▶ **Extracted data entries**
++++++++++

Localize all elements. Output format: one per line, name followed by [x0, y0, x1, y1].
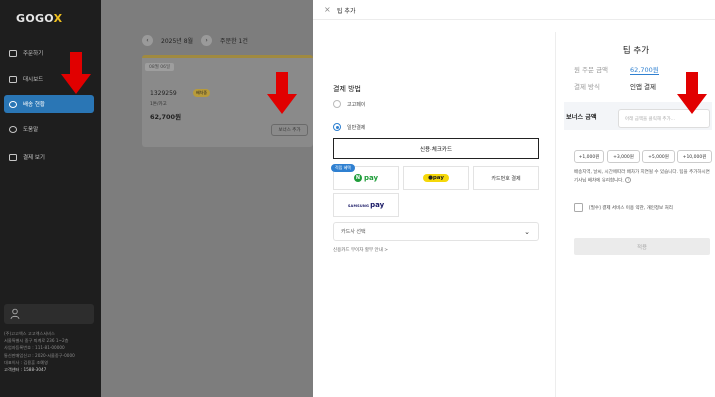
- radio-label: 일반결제: [347, 124, 366, 131]
- company-line: (주)고고엑스 고고엑스서비스: [4, 331, 55, 336]
- modal-title: 팁 추가: [337, 8, 356, 15]
- order-number: 1329259: [150, 90, 177, 97]
- status-badge: 배차중: [193, 89, 211, 97]
- order-count: 주문한 1건: [220, 37, 248, 45]
- next-month-button[interactable]: ›: [201, 34, 213, 46]
- sidebar-item-label: 배송 현황: [23, 102, 45, 108]
- vehicle-type: 1톤/카고: [150, 102, 167, 107]
- arrow-down-icon: [267, 72, 297, 114]
- bonus-add-button[interactable]: 보너스 추가: [271, 124, 308, 136]
- original-amount-label: 원 주문 금액: [574, 66, 609, 74]
- profile-box[interactable]: [4, 304, 94, 324]
- reward-badge: 적립 혜택: [331, 164, 355, 172]
- radio-gogopay[interactable]: 고고페이: [333, 100, 365, 108]
- payment-method-title: 결제 방법: [333, 85, 361, 93]
- samsung-pay-button[interactable]: SAMSUNG pay: [333, 193, 399, 217]
- payment-type-value: 인앱 결제: [630, 83, 656, 91]
- kakao-pay-logo: ●pay: [423, 174, 449, 182]
- radio-circle[interactable]: [333, 100, 341, 108]
- sidebar-item-help[interactable]: 도움말: [4, 120, 94, 138]
- naver-pay-logo: Npay: [353, 174, 379, 182]
- help-icon: [9, 125, 17, 133]
- company-info: (주)고고엑스 고고엑스서비스 서울특별시 중구 퇴계로 236 1~2층 사업…: [4, 330, 98, 373]
- card-company-select[interactable]: 카드사 선택 ⌄: [333, 222, 539, 241]
- sidebar-item-label: 결제 보기: [23, 155, 45, 161]
- radio-circle[interactable]: [333, 123, 341, 131]
- terms-checkbox[interactable]: [574, 203, 583, 212]
- logo[interactable]: GOGOX: [16, 12, 62, 25]
- date-navigator: ‹ 2025년 8월 › 주문한 1건: [142, 32, 313, 48]
- card-number-pay-button[interactable]: 카드번호 결제: [473, 166, 539, 190]
- company-line: 서울특별시 중구 퇴계로 236 1~2층: [4, 338, 69, 344]
- order-date-tag: 08월 06일: [145, 63, 175, 71]
- notice-text: 배송지역, 날씨, 시간에따라 배차가 지연될 수 있습니다. 팁을 추가하시면…: [574, 170, 710, 184]
- company-line: 통신판매업신고 : 2020-서울중구-0000: [4, 352, 75, 358]
- person-icon: [10, 308, 20, 320]
- location-icon: [9, 100, 17, 108]
- tip-title: 팁 추가: [622, 46, 650, 56]
- company-line: 대표이사 : 김용훈 조예영: [4, 359, 48, 365]
- select-value: 카드사 선택: [341, 229, 366, 235]
- add-10000-button[interactable]: +10,000원: [677, 150, 712, 163]
- sidebar-item-payment[interactable]: 결제 보기: [4, 148, 94, 166]
- payment-type-label: 결제 방식: [574, 83, 600, 91]
- close-icon[interactable]: ×: [324, 5, 331, 14]
- original-amount-value[interactable]: 62,700원: [630, 64, 659, 75]
- terms-label[interactable]: [필수] 결제 서비스 이용 약관, 개인정보 처리: [589, 205, 673, 211]
- chevron-down-icon: ⌄: [524, 227, 530, 236]
- sidebar-item-label: 도움말: [23, 127, 39, 133]
- radio-label: 고고페이: [347, 101, 366, 108]
- credit-card-button[interactable]: 신용·체크카드: [333, 138, 539, 159]
- sidebar-item-delivery[interactable]: 배송 현황: [4, 95, 94, 113]
- apply-button[interactable]: 적용: [574, 238, 710, 255]
- dashboard-icon: [9, 75, 17, 83]
- order-amount: 62,700원: [150, 113, 182, 121]
- company-line: 고객센터 : 1588-3047: [4, 367, 47, 373]
- tip-modal: × 팁 추가 결제 방법 고고페이 일반결제 신용·체크카드 Npay 적립 혜…: [313, 0, 715, 397]
- add-3000-button[interactable]: +3,000원: [607, 150, 640, 163]
- info-icon[interactable]: ?: [625, 177, 632, 183]
- sidebar-item-label: 주문하기: [23, 51, 44, 57]
- modal-header: × 팁 추가: [313, 0, 715, 20]
- arrow-down-icon: [61, 52, 91, 94]
- add-5000-button[interactable]: +5,000원: [642, 150, 675, 163]
- arrow-down-icon: [677, 72, 707, 114]
- bonus-amount-label: 보너스 금액: [566, 114, 597, 121]
- card-icon: [9, 153, 17, 161]
- company-line: 사업자등록번호 : 111-81-00000: [4, 345, 65, 351]
- prev-month-button[interactable]: ‹: [142, 34, 153, 46]
- kakao-pay-button[interactable]: ●pay: [403, 166, 469, 190]
- samsung-pay-logo: SAMSUNG pay: [347, 201, 385, 209]
- month-label: 2025년 8월: [161, 37, 194, 45]
- installment-info-link[interactable]: 신용카드 무이자 할부 안내 >: [333, 247, 388, 253]
- phone-icon: [9, 49, 17, 57]
- radio-general[interactable]: 일반결제: [333, 123, 365, 131]
- add-1000-button[interactable]: +1,000원: [574, 150, 604, 163]
- sidebar-item-label: 대시보드: [23, 77, 44, 83]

++++++++++

▶ **Goal**
Write out every line of the rows again, swapping "sidebar-item-label" for "nav-item-label" and keeping everything else the same. Leave the pictures out.

▶ **Response to the task**
Localize all elements. Output format: one per line, name followed by [x0, y0, x1, y1].
- radio-label: 일반결제: [347, 124, 366, 131]
- company-line: (주)고고엑스 고고엑스서비스: [4, 331, 55, 336]
- modal-title: 팁 추가: [337, 8, 356, 15]
- order-number: 1329259: [150, 90, 177, 97]
- status-badge: 배차중: [193, 89, 211, 97]
- order-count: 주문한 1건: [220, 37, 248, 45]
- next-month-button[interactable]: ›: [201, 34, 213, 46]
- nav-item-label: 배송 현황: [23, 102, 45, 108]
- vehicle-type: 1톤/카고: [150, 102, 167, 107]
- arrow-down-icon: [267, 72, 297, 114]
- bonus-add-button[interactable]: 보너스 추가: [271, 124, 308, 136]
- original-amount-label: 원 주문 금액: [574, 66, 609, 74]
- profile-box[interactable]: [4, 304, 94, 324]
- reward-badge: 적립 혜택: [331, 164, 355, 172]
- radio-gogopay[interactable]: 고고페이: [333, 100, 365, 108]
- payment-method-title: 결제 방법: [333, 85, 361, 93]
- samsung-pay-button[interactable]: SAMSUNG pay: [333, 193, 399, 217]
- payment-type-value: 인앱 결제: [630, 83, 656, 91]
- kakao-pay-logo: ●pay: [423, 174, 449, 182]
- radio-circle[interactable]: [333, 100, 341, 108]
- sidebar-item-help[interactable]: 도움말: [4, 120, 94, 138]
- naver-pay-logo: Npay: [353, 174, 379, 182]
- help-icon: [9, 125, 17, 133]
- company-info: (주)고고엑스 고고엑스서비스 서울특별시 중구 퇴계로 236 1~2층 사업…: [4, 330, 98, 373]
- card-company-select[interactable]: 카드사 선택 ⌄: [333, 222, 539, 241]
- nav-item-label: 결제 보기: [23, 155, 45, 161]
- radio-circle[interactable]: [333, 123, 341, 131]
- terms-checkbox[interactable]: [574, 203, 583, 212]
- logo[interactable]: GOGOX: [16, 12, 62, 25]
- date-navigator: ‹ 2025년 8월 › 주문한 1건: [142, 32, 313, 48]
- card-number-pay-button[interactable]: 카드번호 결제: [473, 166, 539, 190]
- company-line: 서울특별시 중구 퇴계로 236 1~2층: [4, 338, 69, 344]
- order-date-tag: 08월 06일: [145, 63, 175, 71]
- notice-text: 배송지역, 날씨, 시간에따라 배차가 지연될 수 있습니다. 팁을 추가하시면…: [574, 170, 710, 184]
- company-line: 통신판매업신고 : 2020-서울중구-0000: [4, 352, 75, 358]
- person-icon: [10, 308, 20, 320]
- location-icon: [9, 100, 17, 108]
- tip-title: 팁 추가: [622, 46, 650, 56]
- company-line: 대표이사 : 김용훈 조예영: [4, 359, 48, 365]
- select-value: 카드사 선택: [341, 229, 366, 235]
- add-10000-button[interactable]: +10,000원: [677, 150, 712, 163]
- sidebar-item-payment[interactable]: 결제 보기: [4, 148, 94, 166]
- payment-type-label: 결제 방식: [574, 83, 600, 91]
- close-icon[interactable]: ×: [324, 5, 331, 14]
- original-amount-value[interactable]: 62,700원: [630, 64, 659, 75]
- terms-label[interactable]: [필수] 결제 서비스 이용 약관, 개인정보 처리: [589, 205, 673, 211]
- chevron-down-icon: ⌄: [524, 227, 530, 236]
- nav-item-label: 도움말: [23, 127, 39, 133]
- radio-label: 고고페이: [347, 101, 366, 108]
- credit-card-button[interactable]: 신용·체크카드: [333, 138, 539, 159]
- sidebar-item-delivery[interactable]: 배송 현황: [4, 95, 94, 113]
- apply-button[interactable]: 적용: [574, 238, 710, 255]
- dashboard-icon: [9, 75, 17, 83]
- order-amount: 62,700원: [150, 113, 182, 121]
- company-line: 고객센터 : 1588-3047: [4, 367, 47, 373]
- tip-modal: × 팁 추가 결제 방법 고고페이 일반결제 신용·체크카드 Npay 적립 혜…: [313, 0, 715, 397]
- add-3000-button[interactable]: +3,000원: [607, 150, 640, 163]
- info-icon[interactable]: ?: [625, 177, 632, 183]
- nav-item-label: 주문하기: [23, 51, 44, 57]
- modal-header: × 팁 추가: [313, 0, 715, 20]
- arrow-down-icon: [61, 52, 91, 94]
- add-5000-button[interactable]: +5,000원: [642, 150, 675, 163]
- arrow-down-icon: [677, 72, 707, 114]
- bonus-amount-label: 보너스 금액: [566, 114, 597, 121]
- card-icon: [9, 153, 17, 161]
- company-line: 사업자등록번호 : 111-81-00000: [4, 345, 65, 351]
- prev-month-button[interactable]: ‹: [142, 34, 153, 46]
- kakao-pay-button[interactable]: ●pay: [403, 166, 469, 190]
- samsung-pay-logo: SAMSUNG pay: [347, 201, 385, 209]
- month-label: 2025년 8월: [161, 37, 194, 45]
- installment-info-link[interactable]: 신용카드 무이자 할부 안내 >: [333, 247, 388, 253]
- phone-icon: [9, 49, 17, 57]
- radio-general[interactable]: 일반결제: [333, 123, 365, 131]
- add-1000-button[interactable]: +1,000원: [574, 150, 604, 163]
- nav-item-label: 대시보드: [23, 77, 44, 83]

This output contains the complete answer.